- **Brief**
Print the complete set of entries exactly.

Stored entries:
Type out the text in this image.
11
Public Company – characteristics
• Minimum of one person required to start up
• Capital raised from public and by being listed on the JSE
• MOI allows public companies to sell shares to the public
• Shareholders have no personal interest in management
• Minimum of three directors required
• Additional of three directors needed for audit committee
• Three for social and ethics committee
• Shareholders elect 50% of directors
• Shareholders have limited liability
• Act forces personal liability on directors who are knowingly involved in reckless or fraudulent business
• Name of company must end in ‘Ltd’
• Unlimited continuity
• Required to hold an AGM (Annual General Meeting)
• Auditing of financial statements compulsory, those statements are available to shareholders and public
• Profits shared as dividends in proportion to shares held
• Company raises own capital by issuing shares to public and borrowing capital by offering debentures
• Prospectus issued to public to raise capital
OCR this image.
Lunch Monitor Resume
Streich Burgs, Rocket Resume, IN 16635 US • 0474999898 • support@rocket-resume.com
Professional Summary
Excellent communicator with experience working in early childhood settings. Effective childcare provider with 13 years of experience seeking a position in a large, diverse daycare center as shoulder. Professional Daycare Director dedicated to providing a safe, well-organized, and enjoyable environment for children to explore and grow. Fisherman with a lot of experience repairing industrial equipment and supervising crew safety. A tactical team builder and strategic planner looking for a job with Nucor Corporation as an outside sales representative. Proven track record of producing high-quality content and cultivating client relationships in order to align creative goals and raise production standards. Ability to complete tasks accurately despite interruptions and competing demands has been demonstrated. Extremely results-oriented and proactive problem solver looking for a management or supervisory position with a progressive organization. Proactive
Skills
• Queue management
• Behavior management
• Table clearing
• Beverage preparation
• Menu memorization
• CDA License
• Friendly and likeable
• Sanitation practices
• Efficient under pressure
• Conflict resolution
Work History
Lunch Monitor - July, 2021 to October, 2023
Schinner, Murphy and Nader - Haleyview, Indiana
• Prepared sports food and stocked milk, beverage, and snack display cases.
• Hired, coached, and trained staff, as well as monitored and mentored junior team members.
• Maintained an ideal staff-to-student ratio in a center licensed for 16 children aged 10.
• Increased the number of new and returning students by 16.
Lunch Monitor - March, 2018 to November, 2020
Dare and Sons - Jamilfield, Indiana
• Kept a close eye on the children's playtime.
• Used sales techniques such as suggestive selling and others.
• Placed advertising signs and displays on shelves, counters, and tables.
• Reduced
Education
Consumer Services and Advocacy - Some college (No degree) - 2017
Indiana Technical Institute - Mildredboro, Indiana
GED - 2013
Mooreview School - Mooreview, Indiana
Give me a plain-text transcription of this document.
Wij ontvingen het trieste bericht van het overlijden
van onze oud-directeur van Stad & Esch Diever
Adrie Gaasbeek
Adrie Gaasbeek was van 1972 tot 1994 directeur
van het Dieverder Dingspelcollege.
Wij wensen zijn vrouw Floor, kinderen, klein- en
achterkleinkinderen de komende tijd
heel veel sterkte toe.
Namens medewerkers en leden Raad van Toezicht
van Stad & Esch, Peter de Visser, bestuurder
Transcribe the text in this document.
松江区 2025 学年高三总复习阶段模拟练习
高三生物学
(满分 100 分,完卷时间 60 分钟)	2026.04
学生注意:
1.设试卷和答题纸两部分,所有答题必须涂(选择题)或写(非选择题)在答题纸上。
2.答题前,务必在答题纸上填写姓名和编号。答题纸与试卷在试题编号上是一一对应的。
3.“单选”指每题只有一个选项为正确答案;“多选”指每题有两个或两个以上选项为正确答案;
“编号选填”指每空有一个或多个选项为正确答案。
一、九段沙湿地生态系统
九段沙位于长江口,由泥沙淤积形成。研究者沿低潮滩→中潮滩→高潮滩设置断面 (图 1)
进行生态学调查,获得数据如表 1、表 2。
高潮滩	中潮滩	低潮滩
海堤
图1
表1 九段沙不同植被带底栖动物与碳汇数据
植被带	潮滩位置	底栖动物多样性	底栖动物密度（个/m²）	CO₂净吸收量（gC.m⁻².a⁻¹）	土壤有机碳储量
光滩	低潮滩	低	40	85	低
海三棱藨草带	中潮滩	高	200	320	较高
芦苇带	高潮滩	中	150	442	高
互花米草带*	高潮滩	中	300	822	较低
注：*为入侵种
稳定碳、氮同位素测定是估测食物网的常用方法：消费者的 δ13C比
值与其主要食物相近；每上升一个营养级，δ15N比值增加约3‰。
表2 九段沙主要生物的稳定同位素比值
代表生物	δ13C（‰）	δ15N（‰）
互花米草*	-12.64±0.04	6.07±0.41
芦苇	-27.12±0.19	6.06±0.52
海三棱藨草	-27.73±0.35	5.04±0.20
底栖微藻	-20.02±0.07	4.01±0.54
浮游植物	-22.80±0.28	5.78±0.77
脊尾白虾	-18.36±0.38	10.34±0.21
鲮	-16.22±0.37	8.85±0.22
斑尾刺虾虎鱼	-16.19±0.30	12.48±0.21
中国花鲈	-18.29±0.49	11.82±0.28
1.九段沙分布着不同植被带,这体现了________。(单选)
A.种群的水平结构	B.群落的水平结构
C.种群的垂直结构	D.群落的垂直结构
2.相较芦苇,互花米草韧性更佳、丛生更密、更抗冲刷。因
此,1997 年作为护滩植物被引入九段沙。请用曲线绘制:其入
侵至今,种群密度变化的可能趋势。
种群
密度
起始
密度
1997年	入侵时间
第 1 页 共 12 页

- **Full answer**
Type out the text in this image.
11
Public Company – characteristics
• Minimum of one person required to start up
• Capital raised from public and by being listed on the JSE
• MOI allows public companies to sell shares to the public
• Shareholders have no personal interest in management
• Minimum of three directors required
• Additional of three directors needed for audit committee
• Three for social and ethics committee
• Shareholders elect 50% of directors
• Shareholders have limited liability
• Act forces personal liability on directors who are knowingly involved in reckless or fraudulent business
• Name of company must end in ‘Ltd’
• Unlimited continuity
• Required to hold an AGM (Annual General Meeting)
• Auditing of financial statements compulsory, those statements are available to shareholders and public
• Profits shared as dividends in proportion to shares held
• Company raises own capital by issuing shares to public and borrowing capital by offering debentures
• Prospectus issued to public to raise capital
OCR this image.
Lunch Monitor Resume
Streich Burgs, Rocket Resume, IN 16635 US • 0474999898 • support@rocket-resume.com
Professional Summary
Excellent communicator with experience working in early childhood settings. Effective childcare provider with 13 years of experience seeking a position in a large, diverse daycare center as shoulder. Professional Daycare Director dedicated to providing a safe, well-organized, and enjoyable environment for children to explore and grow. Fisherman with a lot of experience repairing industrial equipment and supervising crew safety. A tactical team builder and strategic planner looking for a job with Nucor Corporation as an outside sales representative. Proven track record of producing high-quality content and cultivating client relationships in order to align creative goals and raise production standards. Ability to complete tasks accurately despite interruptions and competing demands has been demonstrated. Extremely results-oriented and proactive problem solver looking for a management or supervisory position with a progressive organization. Proactive
Skills
• Queue management
• Behavior management
• Table clearing
• Beverage preparation
• Menu memorization
• CDA License
• Friendly and likeable
• Sanitation practices
• Efficient under pressure
• Conflict resolution
Work History
Lunch Monitor - July, 2021 to October, 2023
Schinner, Murphy and Nader - Haleyview, Indiana
• Prepared sports food and stocked milk, beverage, and snack display cases.
• Hired, coached, and trained staff, as well as monitored and mentored junior team members.
• Maintained an ideal staff-to-student ratio in a center licensed for 16 children aged 10.
• Increased the number of new and returning students by 16.
Lunch Monitor - March, 2018 to November, 2020
Dare and Sons - Jamilfield, Indiana
• Kept a close eye on the children's playtime.
• Used sales techniques such as suggestive selling and others.
• Placed advertising signs and displays on shelves, counters, and tables.
• Reduced
Education
Consumer Services and Advocacy - Some college (No degree) - 2017
Indiana Technical Institute - Mildredboro, Indiana
GED - 2013
Mooreview School - Mooreview, Indiana
Give me a plain-text transcription of this document.
Wij ontvingen het trieste bericht van het overlijden
van onze oud-directeur van Stad & Esch Diever
Adrie Gaasbeek
Adrie Gaasbeek was van 1972 tot 1994 directeur
van het Dieverder Dingspelcollege.
Wij wensen zijn vrouw Floor, kinderen, klein- en
achterkleinkinderen de komende tijd
heel veel sterkte toe.
Namens medewerkers en leden Raad van Toezicht
van Stad & Esch, Peter de Visser, bestuurder
Transcribe the text in this document.
松江区 2025 学年高三总复习阶段模拟练习
高三生物学
(满分 100 分,完卷时间 60 分钟)	2026.04
学生注意:
1.设试卷和答题纸两部分,所有答题必须涂(选择题)或写(非选择题)在答题纸上。
2.答题前,务必在答题纸上填写姓名和编号。答题纸与试卷在试题编号上是一一对应的。
3.“单选”指每题只有一个选项为正确答案;“多选”指每题有两个或两个以上选项为正确答案;
“编号选填”指每空有一个或多个选项为正确答案。
一、九段沙湿地生态系统
九段沙位于长江口,由泥沙淤积形成。研究者沿低潮滩→中潮滩→高潮滩设置断面 (图 1)
进行生态学调查,获得数据如表 1、表 2。
高潮滩	中潮滩	低潮滩
海堤
图1
表1 九段沙不同植被带底栖动物与碳汇数据
植被带	潮滩位置	底栖动物多样性	底栖动物密度（个/m²）	CO₂净吸收量（gC.m⁻².a⁻¹）	土壤有机碳储量
光滩	低潮滩	低	40	85	低
海三棱藨草带	中潮滩	高	200	320	较高
芦苇带	高潮滩	中	150	442	高
互花米草带*	高潮滩	中	300	822	较低
注：*为入侵种
稳定碳、氮同位素测定是估测食物网的常用方法：消费者的 δ13C比
值与其主要食物相近；每上升一个营养级，δ15N比值增加约3‰。
表2 九段沙主要生物的稳定同位素比值
代表生物	δ13C（‰）	δ15N（‰）
互花米草*	-12.64±0.04	6.07±0.41
芦苇	-27.12±0.19	6.06±0.52
海三棱藨草	-27.73±0.35	5.04±0.20
底栖微藻	-20.02±0.07	4.01±0.54
浮游植物	-22.80±0.28	5.78±0.77
脊尾白虾	-18.36±0.38	10.34±0.21
鲮	-16.22±0.37	8.85±0.22
斑尾刺虾虎鱼	-16.19±0.30	12.48±0.21
中国花鲈	-18.29±0.49	11.82±0.28
1.九段沙分布着不同植被带,这体现了________。(单选)
A.种群的水平结构	B.群落的水平结构
C.种群的垂直结构	D.群落的垂直结构
2.相较芦苇,互花米草韧性更佳、丛生更密、更抗冲刷。因
此,1997 年作为护滩植物被引入九段沙。请用曲线绘制:其入
侵至今,种群密度变化的可能趋势。
种群
密度
起始
密度
1997年	入侵时间
第 1 页 共 12 页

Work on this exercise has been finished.